--- START Records for this task ---

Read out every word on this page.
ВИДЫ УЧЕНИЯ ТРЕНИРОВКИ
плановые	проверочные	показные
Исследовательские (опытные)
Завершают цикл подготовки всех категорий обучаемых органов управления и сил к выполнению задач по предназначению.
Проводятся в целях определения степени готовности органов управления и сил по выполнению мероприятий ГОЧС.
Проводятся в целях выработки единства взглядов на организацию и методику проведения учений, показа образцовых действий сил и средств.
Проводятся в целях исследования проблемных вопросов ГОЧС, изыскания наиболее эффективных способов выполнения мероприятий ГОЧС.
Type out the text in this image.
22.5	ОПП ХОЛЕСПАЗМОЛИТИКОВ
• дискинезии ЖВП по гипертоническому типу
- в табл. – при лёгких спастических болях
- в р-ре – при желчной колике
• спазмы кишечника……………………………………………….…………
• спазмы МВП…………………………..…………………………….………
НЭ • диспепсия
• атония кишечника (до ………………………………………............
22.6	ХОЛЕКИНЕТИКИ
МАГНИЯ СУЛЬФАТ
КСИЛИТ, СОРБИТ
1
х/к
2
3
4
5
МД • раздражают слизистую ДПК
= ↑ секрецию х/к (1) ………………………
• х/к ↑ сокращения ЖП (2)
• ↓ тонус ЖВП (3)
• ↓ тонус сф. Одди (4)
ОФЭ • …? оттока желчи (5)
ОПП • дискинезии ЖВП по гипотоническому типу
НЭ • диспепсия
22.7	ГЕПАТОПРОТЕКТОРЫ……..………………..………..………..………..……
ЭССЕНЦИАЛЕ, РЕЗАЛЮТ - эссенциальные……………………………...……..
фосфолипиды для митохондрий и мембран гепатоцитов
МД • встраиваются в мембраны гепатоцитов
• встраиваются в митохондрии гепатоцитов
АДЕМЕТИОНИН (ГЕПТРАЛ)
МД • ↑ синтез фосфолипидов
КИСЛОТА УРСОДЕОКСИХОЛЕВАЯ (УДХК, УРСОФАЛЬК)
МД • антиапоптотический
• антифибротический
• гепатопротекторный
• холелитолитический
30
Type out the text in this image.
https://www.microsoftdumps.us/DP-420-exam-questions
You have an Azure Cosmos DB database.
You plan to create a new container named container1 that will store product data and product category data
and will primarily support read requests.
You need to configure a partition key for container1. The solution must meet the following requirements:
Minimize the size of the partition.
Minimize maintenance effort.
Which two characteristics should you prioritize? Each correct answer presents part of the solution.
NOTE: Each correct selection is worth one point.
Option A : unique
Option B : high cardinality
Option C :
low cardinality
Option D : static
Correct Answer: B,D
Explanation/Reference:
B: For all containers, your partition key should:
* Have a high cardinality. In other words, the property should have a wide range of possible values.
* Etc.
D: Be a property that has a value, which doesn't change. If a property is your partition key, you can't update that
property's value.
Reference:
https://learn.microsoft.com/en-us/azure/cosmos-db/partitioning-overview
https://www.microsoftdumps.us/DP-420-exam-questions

--- END Records for this task ---

The problem: Select the lines in this material that hold the word "your", leaving none out.

Output of the task:
B: For all containers, your partition key should:
D: Be a property that has a value, which doesn't change. If a property is your partition key, you can't update that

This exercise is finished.